> _Short problem_:
Every line of the material that follows must be printed again exactly.

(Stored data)
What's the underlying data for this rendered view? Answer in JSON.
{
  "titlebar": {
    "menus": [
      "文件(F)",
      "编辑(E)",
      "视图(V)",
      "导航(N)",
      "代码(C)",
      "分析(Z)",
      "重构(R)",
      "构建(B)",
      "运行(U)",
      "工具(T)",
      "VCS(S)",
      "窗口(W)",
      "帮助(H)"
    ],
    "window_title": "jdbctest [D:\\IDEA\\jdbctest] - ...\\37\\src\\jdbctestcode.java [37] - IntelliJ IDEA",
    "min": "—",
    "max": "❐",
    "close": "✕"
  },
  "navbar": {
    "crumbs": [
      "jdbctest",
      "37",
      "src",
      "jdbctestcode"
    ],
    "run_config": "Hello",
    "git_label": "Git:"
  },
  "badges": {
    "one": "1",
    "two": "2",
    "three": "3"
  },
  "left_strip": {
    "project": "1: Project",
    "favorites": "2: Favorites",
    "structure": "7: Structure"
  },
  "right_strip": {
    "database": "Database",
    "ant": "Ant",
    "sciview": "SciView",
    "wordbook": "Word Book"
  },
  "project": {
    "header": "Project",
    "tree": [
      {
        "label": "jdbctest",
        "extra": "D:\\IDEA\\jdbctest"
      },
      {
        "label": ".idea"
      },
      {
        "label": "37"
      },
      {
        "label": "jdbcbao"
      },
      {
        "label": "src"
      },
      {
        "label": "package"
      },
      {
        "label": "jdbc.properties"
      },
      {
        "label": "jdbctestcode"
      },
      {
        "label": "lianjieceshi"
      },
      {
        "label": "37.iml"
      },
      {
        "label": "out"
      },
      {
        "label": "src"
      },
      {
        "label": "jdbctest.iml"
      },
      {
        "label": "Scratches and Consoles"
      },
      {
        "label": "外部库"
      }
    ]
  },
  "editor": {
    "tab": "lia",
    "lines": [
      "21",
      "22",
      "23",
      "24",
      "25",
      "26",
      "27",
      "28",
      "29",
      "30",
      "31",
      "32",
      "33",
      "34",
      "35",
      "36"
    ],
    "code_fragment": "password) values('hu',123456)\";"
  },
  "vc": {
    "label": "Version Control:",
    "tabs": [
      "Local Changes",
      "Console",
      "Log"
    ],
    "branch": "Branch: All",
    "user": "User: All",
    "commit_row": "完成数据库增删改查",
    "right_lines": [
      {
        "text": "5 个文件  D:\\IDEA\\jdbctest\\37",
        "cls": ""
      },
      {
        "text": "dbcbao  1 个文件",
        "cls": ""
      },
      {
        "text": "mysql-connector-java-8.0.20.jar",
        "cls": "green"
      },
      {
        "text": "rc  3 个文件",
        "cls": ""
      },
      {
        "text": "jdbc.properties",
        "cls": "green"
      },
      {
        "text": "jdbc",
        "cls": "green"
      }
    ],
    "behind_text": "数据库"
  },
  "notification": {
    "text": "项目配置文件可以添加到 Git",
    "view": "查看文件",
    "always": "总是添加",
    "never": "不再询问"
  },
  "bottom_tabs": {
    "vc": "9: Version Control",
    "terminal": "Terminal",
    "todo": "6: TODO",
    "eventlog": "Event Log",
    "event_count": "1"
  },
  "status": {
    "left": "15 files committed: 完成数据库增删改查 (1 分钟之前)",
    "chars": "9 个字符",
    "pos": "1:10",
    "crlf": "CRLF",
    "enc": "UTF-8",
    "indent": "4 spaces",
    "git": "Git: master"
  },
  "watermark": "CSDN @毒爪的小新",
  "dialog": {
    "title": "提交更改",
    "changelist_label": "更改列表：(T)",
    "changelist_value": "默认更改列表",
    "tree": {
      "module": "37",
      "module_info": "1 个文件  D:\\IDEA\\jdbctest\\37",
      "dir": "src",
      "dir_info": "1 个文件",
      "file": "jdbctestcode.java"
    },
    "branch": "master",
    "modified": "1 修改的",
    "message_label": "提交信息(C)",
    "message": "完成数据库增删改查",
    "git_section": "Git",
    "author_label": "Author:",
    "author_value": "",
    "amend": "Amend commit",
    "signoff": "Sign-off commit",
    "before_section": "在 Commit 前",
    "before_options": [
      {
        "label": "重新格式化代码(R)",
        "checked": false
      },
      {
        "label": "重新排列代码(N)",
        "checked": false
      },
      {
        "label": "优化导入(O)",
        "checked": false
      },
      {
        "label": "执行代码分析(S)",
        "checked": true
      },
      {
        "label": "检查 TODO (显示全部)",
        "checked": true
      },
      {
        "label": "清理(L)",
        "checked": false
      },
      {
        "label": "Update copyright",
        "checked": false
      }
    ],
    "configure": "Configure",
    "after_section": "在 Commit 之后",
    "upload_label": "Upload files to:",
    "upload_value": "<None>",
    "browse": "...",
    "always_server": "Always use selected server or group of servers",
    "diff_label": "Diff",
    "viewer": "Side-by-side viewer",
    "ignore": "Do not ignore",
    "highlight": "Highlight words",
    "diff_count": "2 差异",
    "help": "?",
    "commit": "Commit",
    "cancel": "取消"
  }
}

> _Task solution_:
What's the underlying data for this rendered view? Answer in JSON.
{
  "titlebar": {
    "menus": [
      "文件(F)",
      "编辑(E)",
      "视图(V)",
      "导航(N)",
      "代码(C)",
      "分析(Z)",
      "重构(R)",
      "构建(B)",
      "运行(U)",
      "工具(T)",
      "VCS(S)",
      "窗口(W)",
      "帮助(H)"
    ],
    "window_title": "jdbctest [D:\\IDEA\\jdbctest] - ...\\37\\src\\jdbctestcode.java [37] - IntelliJ IDEA",
    "min": "—",
    "max": "❐",
    "close": "✕"
  },
  "navbar": {
    "crumbs": [
      "jdbctest",
      "37",
      "src",
      "jdbctestcode"
    ],
    "run_config": "Hello",
    "git_label": "Git:"
  },
  "badges": {
    "one": "1",
    "two": "2",
    "three": "3"
  },
  "left_strip": {
    "project": "1: Project",
    "favorites": "2: Favorites",
    "structure": "7: Structure"
  },
  "right_strip": {
    "database": "Database",
    "ant": "Ant",
    "sciview": "SciView",
    "wordbook": "Word Book"
  },
  "project": {
    "header": "Project",
    "tree": [
      {
        "label": "jdbctest",
        "extra": "D:\\IDEA\\jdbctest"
      },
      {
        "label": ".idea"
      },
      {
        "label": "37"
      },
      {
        "label": "jdbcbao"
      },
      {
        "label": "src"
      },
      {
        "label": "package"
      },
      {
        "label": "jdbc.properties"
      },
      {
        "label": "jdbctestcode"
      },
      {
        "label": "lianjieceshi"
      },
      {
        "label": "37.iml"
      },
      {
        "label": "out"
      },
      {
        "label": "src"
      },
      {
        "label": "jdbctest.iml"
      },
      {
        "label": "Scratches and Consoles"
      },
      {
        "label": "外部库"
      }
    ]
  },
  "editor": {
    "tab": "lia",
    "lines": [
      "21",
      "22",
      "23",
      "24",
      "25",
      "26",
      "27",
      "28",
      "29",
      "30",
      "31",
      "32",
      "33",
      "34",
      "35",
      "36"
    ],
    "code_fragment": "password) values('hu',123456)\";"
  },
  "vc": {
    "label": "Version Control:",
    "tabs": [
      "Local Changes",
      "Console",
      "Log"
    ],
    "branch": "Branch: All",
    "user": "User: All",
    "commit_row": "完成数据库增删改查",
    "right_lines": [
      {
        "text": "5 个文件  D:\\IDEA\\jdbctest\\37",
        "cls": ""
      },
      {
        "text": "dbcbao  1 个文件",
        "cls": ""
      },
      {
        "text": "mysql-connector-java-8.0.20.jar",
        "cls": "green"
      },
      {
        "text": "rc  3 个文件",
        "cls": ""
      },
      {
        "text": "jdbc.properties",
        "cls": "green"
      },
      {
        "text": "jdbc",
        "cls": "green"
      }
    ],
    "behind_text": "数据库"
  },
  "notification": {
    "text": "项目配置文件可以添加到 Git",
    "view": "查看文件",
    "always": "总是添加",
    "never": "不再询问"
  },
  "bottom_tabs": {
    "vc": "9: Version Control",
    "terminal": "Terminal",
    "todo": "6: TODO",
    "eventlog": "Event Log",
    "event_count": "1"
  },
  "status": {
    "left": "15 files committed: 完成数据库增删改查 (1 分钟之前)",
    "chars": "9 个字符",
    "pos": "1:10",
    "crlf": "CRLF",
    "enc": "UTF-8",
    "indent": "4 spaces",
    "git": "Git: master"
  },
  "watermark": "CSDN @毒爪的小新",
  "dialog": {
    "title": "提交更改",
    "changelist_label": "更改列表：(T)",
    "changelist_value": "默认更改列表",
    "tree": {
      "module": "37",
      "module_info": "1 个文件  D:\\IDEA\\jdbctest\\37",
      "dir": "src",
      "dir_info": "1 个文件",
      "file": "jdbctestcode.java"
    },
    "branch": "master",
    "modified": "1 修改的",
    "message_label": "提交信息(C)",
    "message": "完成数据库增删改查",
    "git_section": "Git",
    "author_label": "Author:",
    "author_value": "",
    "amend": "Amend commit",
    "signoff": "Sign-off commit",
    "before_section": "在 Commit 前",
    "before_options": [
      {
        "label": "重新格式化代码(R)",
        "checked": false
      },
      {
        "label": "重新排列代码(N)",
        "checked": false
      },
      {
        "label": "优化导入(O)",
        "checked": false
      },
      {
        "label": "执行代码分析(S)",
        "checked": true
      },
      {
        "label": "检查 TODO (显示全部)",
        "checked": true
      },
      {
        "label": "清理(L)",
        "checked": false
      },
      {
        "label": "Update copyright",
        "checked": false
      }
    ],
    "configure": "Configure",
    "after_section": "在 Commit 之后",
    "upload_label": "Upload files to:",
    "upload_value": "<None>",
    "browse": "...",
    "always_server": "Always use selected server or group of servers",
    "diff_label": "Diff",
    "viewer": "Side-by-side viewer",
    "ignore": "Do not ignore",
    "highlight": "Highlight words",
    "diff_count": "2 差异",
    "help": "?",
    "commit": "Commit",
    "cancel": "取消"
  }
}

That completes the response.